** start of Supplied entries **

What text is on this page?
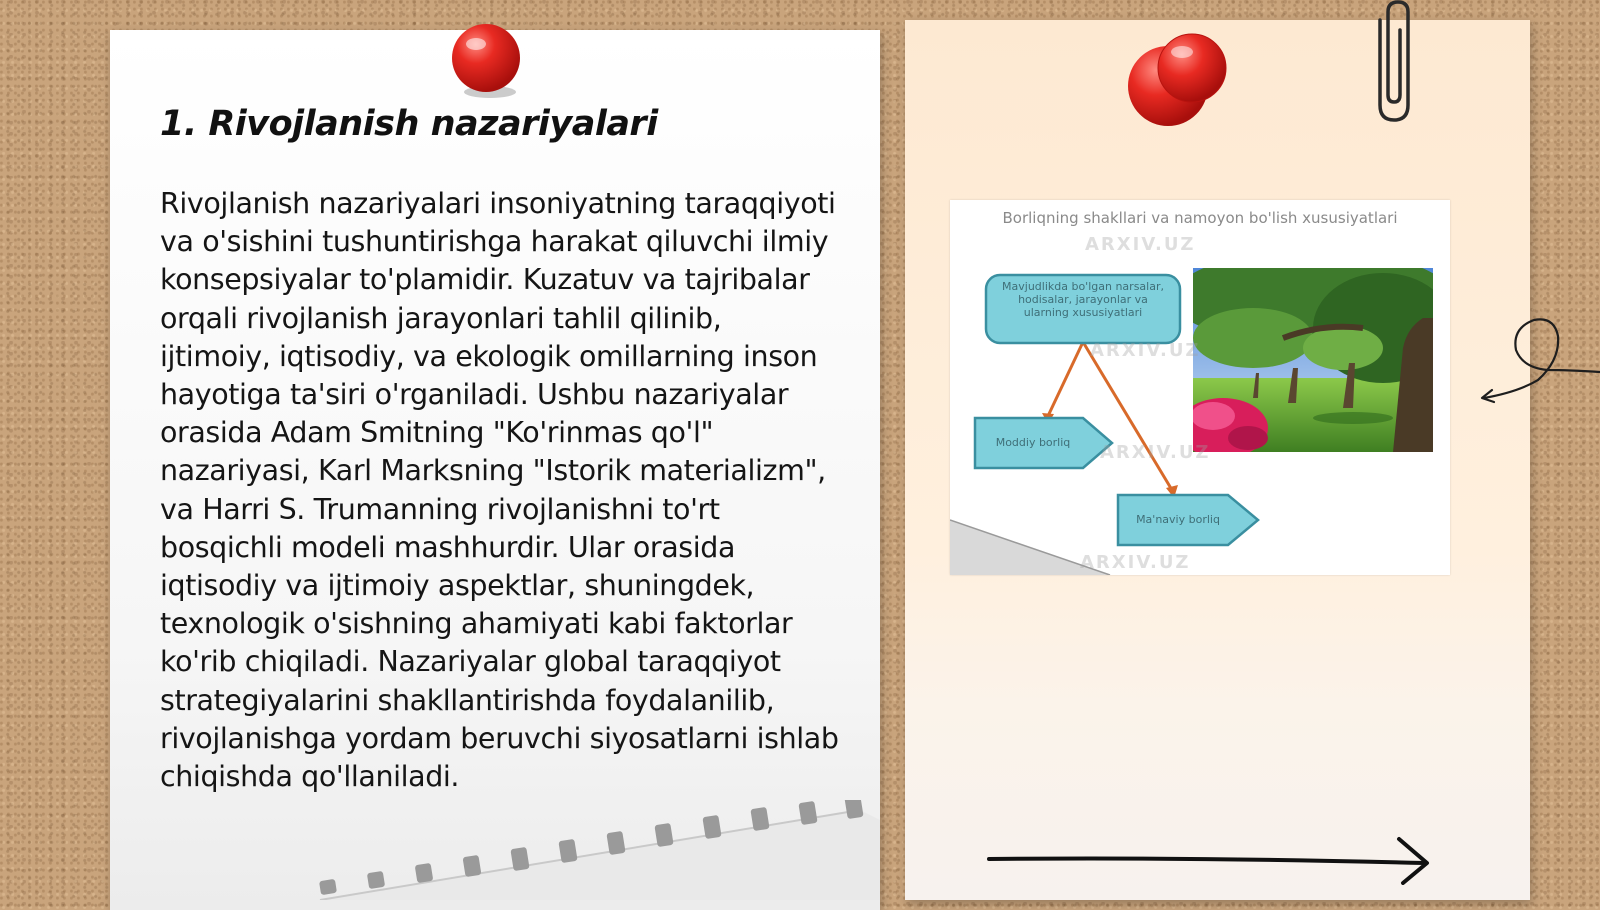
1. Rivojlanish nazariyalari

Rivojlanish nazariyalari insoniyatning taraqqiyoti va o'sishini tushuntirishga harakat qiluvchi ilmiy konsepsiyalar to'plamidir. Kuzatuv va tajribalar orqali rivojlanish jarayonlari tahlil qilinib, ijtimoiy, iqtisodiy, va ekologik omillarning inson hayotiga ta'siri o'rganiladi. Ushbu nazariyalar orasida Adam Smitning "Ko'rinmas qo'l" nazariyasi, Karl Marksning "Istorik materializm", va Harri S. Trumanning rivojlanishni to'rt bosqichli modeli mashhurdir. Ular orasida iqtisodiy va ijtimoiy aspektlar, shuningdek, texnologik o'sishning ahamiyati kabi faktorlar ko'rib chiqiladi. Nazariyalar global taraqqiyot strategiyalarini shakllantirishda foydalanilib, rivojlanishga yordam beruvchi siyosatlarni ishlab chiqishda qo'llaniladi.

Borliqning shakllari va namoyon bo'lish xususiyatlari
Mavjudlikda bo'lgan narsalar, hodisalar, jarayonlar va ularning xususiyatlari
Moddiy borliq
Ma'naviy borliq
ARXIV.UZ
ARXIV.UZ
ARXIV.UZ
ARXIV.UZ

** end of Supplied entries **

# What the task asks
In the records above, locate the lines holding the word "xususiyatlari". Copy each of them.

# Task result
Borliqning shakllari va namoyon bo'lish xususiyatlari
Mavjudlikda bo'lgan narsalar, hodisalar, jarayonlar va ularning xususiyatlari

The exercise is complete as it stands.